*What you have to do:*
Reproduce this listing in full.

*Materials provided:*
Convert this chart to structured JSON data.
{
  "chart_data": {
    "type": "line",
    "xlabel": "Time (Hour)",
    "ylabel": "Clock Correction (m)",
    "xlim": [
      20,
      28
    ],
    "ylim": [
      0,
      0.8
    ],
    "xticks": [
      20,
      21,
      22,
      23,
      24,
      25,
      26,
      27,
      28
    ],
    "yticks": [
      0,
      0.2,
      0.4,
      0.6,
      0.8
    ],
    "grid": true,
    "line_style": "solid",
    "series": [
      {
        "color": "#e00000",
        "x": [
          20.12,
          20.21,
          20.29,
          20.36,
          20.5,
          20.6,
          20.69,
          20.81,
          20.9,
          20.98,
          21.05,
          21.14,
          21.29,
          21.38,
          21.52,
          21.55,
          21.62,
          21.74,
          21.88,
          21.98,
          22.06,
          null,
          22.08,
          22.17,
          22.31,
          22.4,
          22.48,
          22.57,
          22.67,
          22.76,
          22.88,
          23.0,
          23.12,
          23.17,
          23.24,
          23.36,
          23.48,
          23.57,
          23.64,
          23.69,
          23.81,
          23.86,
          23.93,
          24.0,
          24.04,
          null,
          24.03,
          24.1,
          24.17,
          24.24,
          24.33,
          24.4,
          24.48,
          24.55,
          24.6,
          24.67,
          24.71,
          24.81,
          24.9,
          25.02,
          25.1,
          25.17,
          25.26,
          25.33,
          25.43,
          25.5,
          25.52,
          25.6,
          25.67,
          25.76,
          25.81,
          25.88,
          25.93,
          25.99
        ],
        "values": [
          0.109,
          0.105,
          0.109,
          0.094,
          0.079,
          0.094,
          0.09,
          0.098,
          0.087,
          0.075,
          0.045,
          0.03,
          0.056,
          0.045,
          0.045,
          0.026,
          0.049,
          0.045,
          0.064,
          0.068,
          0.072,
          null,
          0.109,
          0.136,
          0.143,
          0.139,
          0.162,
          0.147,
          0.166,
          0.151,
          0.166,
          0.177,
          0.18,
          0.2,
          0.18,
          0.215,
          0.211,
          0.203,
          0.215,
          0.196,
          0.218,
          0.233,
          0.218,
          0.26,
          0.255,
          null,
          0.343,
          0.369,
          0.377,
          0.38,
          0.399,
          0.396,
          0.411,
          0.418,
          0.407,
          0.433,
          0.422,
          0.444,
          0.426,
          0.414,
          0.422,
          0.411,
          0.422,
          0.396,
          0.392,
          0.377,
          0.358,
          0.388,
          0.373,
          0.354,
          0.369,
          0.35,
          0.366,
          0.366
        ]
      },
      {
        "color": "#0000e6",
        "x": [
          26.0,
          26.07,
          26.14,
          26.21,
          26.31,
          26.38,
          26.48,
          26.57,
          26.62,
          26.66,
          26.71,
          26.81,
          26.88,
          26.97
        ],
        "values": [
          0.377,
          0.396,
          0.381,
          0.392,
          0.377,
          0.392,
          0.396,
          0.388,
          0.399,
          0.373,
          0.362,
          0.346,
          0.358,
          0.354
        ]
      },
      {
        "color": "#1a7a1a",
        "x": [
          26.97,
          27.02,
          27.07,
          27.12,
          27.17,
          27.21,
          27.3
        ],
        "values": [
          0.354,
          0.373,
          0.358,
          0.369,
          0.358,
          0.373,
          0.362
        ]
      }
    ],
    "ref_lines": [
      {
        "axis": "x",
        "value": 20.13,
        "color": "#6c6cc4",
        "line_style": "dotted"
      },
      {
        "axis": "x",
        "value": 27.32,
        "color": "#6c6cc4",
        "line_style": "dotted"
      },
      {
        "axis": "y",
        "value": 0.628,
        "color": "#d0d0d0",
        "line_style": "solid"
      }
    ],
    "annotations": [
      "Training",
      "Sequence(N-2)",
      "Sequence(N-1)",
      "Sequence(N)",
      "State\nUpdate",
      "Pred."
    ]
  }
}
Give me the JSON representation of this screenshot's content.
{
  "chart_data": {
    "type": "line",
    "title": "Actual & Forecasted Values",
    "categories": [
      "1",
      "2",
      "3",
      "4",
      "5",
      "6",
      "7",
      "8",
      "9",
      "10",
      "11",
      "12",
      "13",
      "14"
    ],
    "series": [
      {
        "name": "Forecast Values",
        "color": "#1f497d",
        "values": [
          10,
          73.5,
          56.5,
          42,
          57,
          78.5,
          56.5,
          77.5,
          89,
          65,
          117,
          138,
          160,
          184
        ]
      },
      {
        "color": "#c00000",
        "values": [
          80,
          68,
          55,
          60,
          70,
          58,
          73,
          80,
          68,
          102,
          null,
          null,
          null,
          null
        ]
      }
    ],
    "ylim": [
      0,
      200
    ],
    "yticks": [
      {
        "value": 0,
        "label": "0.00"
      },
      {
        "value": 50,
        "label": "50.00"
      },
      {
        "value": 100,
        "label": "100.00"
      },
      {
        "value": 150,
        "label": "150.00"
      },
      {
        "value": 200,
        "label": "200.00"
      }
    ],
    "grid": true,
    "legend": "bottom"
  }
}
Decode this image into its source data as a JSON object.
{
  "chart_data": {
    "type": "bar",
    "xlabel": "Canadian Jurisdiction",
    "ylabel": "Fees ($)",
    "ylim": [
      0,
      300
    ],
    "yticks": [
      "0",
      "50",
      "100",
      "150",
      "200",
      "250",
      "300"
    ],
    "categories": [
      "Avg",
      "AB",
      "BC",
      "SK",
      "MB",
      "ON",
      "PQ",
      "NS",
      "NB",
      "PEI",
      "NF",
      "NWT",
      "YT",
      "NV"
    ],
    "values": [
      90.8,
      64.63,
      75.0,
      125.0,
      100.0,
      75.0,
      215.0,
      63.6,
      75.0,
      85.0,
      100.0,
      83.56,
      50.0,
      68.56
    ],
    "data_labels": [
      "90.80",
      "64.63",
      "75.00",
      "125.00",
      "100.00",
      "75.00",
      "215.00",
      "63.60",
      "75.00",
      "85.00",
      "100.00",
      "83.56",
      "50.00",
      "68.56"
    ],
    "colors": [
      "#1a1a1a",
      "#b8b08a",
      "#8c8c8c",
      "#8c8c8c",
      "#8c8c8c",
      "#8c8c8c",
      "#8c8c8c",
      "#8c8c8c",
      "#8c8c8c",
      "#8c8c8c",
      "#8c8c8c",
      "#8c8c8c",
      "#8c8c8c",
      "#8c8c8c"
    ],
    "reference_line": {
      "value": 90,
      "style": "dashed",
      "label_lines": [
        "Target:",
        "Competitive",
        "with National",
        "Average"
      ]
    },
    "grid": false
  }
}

*Answer to this task:*
Convert this chart to structured JSON data.
{
  "chart_data": {
    "type": "line",
    "xlabel": "Time (Hour)",
    "ylabel": "Clock Correction (m)",
    "xlim": [
      20,
      28
    ],
    "ylim": [
      0,
      0.8
    ],
    "xticks": [
      20,
      21,
      22,
      23,
      24,
      25,
      26,
      27,
      28
    ],
    "yticks": [
      0,
      0.2,
      0.4,
      0.6,
      0.8
    ],
    "grid": true,
    "line_style": "solid",
    "series": [
      {
        "color": "#e00000",
        "x": [
          20.12,
          20.21,
          20.29,
          20.36,
          20.5,
          20.6,
          20.69,
          20.81,
          20.9,
          20.98,
          21.05,
          21.14,
          21.29,
          21.38,
          21.52,
          21.55,
          21.62,
          21.74,
          21.88,
          21.98,
          22.06,
          null,
          22.08,
          22.17,
          22.31,
          22.4,
          22.48,
          22.57,
          22.67,
          22.76,
          22.88,
          23.0,
          23.12,
          23.17,
          23.24,
          23.36,
          23.48,
          23.57,
          23.64,
          23.69,
          23.81,
          23.86,
          23.93,
          24.0,
          24.04,
          null,
          24.03,
          24.1,
          24.17,
          24.24,
          24.33,
          24.4,
          24.48,
          24.55,
          24.6,
          24.67,
          24.71,
          24.81,
          24.9,
          25.02,
          25.1,
          25.17,
          25.26,
          25.33,
          25.43,
          25.5,
          25.52,
          25.6,
          25.67,
          25.76,
          25.81,
          25.88,
          25.93,
          25.99
        ],
        "values": [
          0.109,
          0.105,
          0.109,
          0.094,
          0.079,
          0.094,
          0.09,
          0.098,
          0.087,
          0.075,
          0.045,
          0.03,
          0.056,
          0.045,
          0.045,
          0.026,
          0.049,
          0.045,
          0.064,
          0.068,
          0.072,
          null,
          0.109,
          0.136,
          0.143,
          0.139,
          0.162,
          0.147,
          0.166,
          0.151,
          0.166,
          0.177,
          0.18,
          0.2,
          0.18,
          0.215,
          0.211,
          0.203,
          0.215,
          0.196,
          0.218,
          0.233,
          0.218,
          0.26,
          0.255,
          null,
          0.343,
          0.369,
          0.377,
          0.38,
          0.399,
          0.396,
          0.411,
          0.418,
          0.407,
          0.433,
          0.422,
          0.444,
          0.426,
          0.414,
          0.422,
          0.411,
          0.422,
          0.396,
          0.392,
          0.377,
          0.358,
          0.388,
          0.373,
          0.354,
          0.369,
          0.35,
          0.366,
          0.366
        ]
      },
      {
        "color": "#0000e6",
        "x": [
          26.0,
          26.07,
          26.14,
          26.21,
          26.31,
          26.38,
          26.48,
          26.57,
          26.62,
          26.66,
          26.71,
          26.81,
          26.88,
          26.97
        ],
        "values": [
          0.377,
          0.396,
          0.381,
          0.392,
          0.377,
          0.392,
          0.396,
          0.388,
          0.399,
          0.373,
          0.362,
          0.346,
          0.358,
          0.354
        ]
      },
      {
        "color": "#1a7a1a",
        "x": [
          26.97,
          27.02,
          27.07,
          27.12,
          27.17,
          27.21,
          27.3
        ],
        "values": [
          0.354,
          0.373,
          0.358,
          0.369,
          0.358,
          0.373,
          0.362
        ]
      }
    ],
    "ref_lines": [
      {
        "axis": "x",
        "value": 20.13,
        "color": "#6c6cc4",
        "line_style": "dotted"
      },
      {
        "axis": "x",
        "value": 27.32,
        "color": "#6c6cc4",
        "line_style": "dotted"
      },
      {
        "axis": "y",
        "value": 0.628,
        "color": "#d0d0d0",
        "line_style": "solid"
      }
    ],
    "annotations": [
      "Training",
      "Sequence(N-2)",
      "Sequence(N-1)",
      "Sequence(N)",
      "State\nUpdate",
      "Pred."
    ]
  }
}
Give me the JSON representation of this screenshot's content.
{
  "chart_data": {
    "type": "line",
    "title": "Actual & Forecasted Values",
    "categories": [
      "1",
      "2",
      "3",
      "4",
      "5",
      "6",
      "7",
      "8",
      "9",
      "10",
      "11",
      "12",
      "13",
      "14"
    ],
    "series": [
      {
        "name": "Forecast Values",
        "color": "#1f497d",
        "values": [
          10,
          73.5,
          56.5,
          42,
          57,
          78.5,
          56.5,
          77.5,
          89,
          65,
          117,
          138,
          160,
          184
        ]
      },
      {
        "color": "#c00000",
        "values": [
          80,
          68,
          55,
          60,
          70,
          58,
          73,
          80,
          68,
          102,
          null,
          null,
          null,
          null
        ]
      }
    ],
    "ylim": [
      0,
      200
    ],
    "yticks": [
      {
        "value": 0,
        "label": "0.00"
      },
      {
        "value": 50,
        "label": "50.00"
      },
      {
        "value": 100,
        "label": "100.00"
      },
      {
        "value": 150,
        "label": "150.00"
      },
      {
        "value": 200,
        "label": "200.00"
      }
    ],
    "grid": true,
    "legend": "bottom"
  }
}
Decode this image into its source data as a JSON object.
{
  "chart_data": {
    "type": "bar",
    "xlabel": "Canadian Jurisdiction",
    "ylabel": "Fees ($)",
    "ylim": [
      0,
      300
    ],
    "yticks": [
      "0",
      "50",
      "100",
      "150",
      "200",
      "250",
      "300"
    ],
    "categories": [
      "Avg",
      "AB",
      "BC",
      "SK",
      "MB",
      "ON",
      "PQ",
      "NS",
      "NB",
      "PEI",
      "NF",
      "NWT",
      "YT",
      "NV"
    ],
    "values": [
      90.8,
      64.63,
      75.0,
      125.0,
      100.0,
      75.0,
      215.0,
      63.6,
      75.0,
      85.0,
      100.0,
      83.56,
      50.0,
      68.56
    ],
    "data_labels": [
      "90.80",
      "64.63",
      "75.00",
      "125.00",
      "100.00",
      "75.00",
      "215.00",
      "63.60",
      "75.00",
      "85.00",
      "100.00",
      "83.56",
      "50.00",
      "68.56"
    ],
    "colors": [
      "#1a1a1a",
      "#b8b08a",
      "#8c8c8c",
      "#8c8c8c",
      "#8c8c8c",
      "#8c8c8c",
      "#8c8c8c",
      "#8c8c8c",
      "#8c8c8c",
      "#8c8c8c",
      "#8c8c8c",
      "#8c8c8c",
      "#8c8c8c",
      "#8c8c8c"
    ],
    "reference_line": {
      "value": 90,
      "style": "dashed",
      "label_lines": [
        "Target:",
        "Competitive",
        "with National",
        "Average"
      ]
    },
    "grid": false
  }
}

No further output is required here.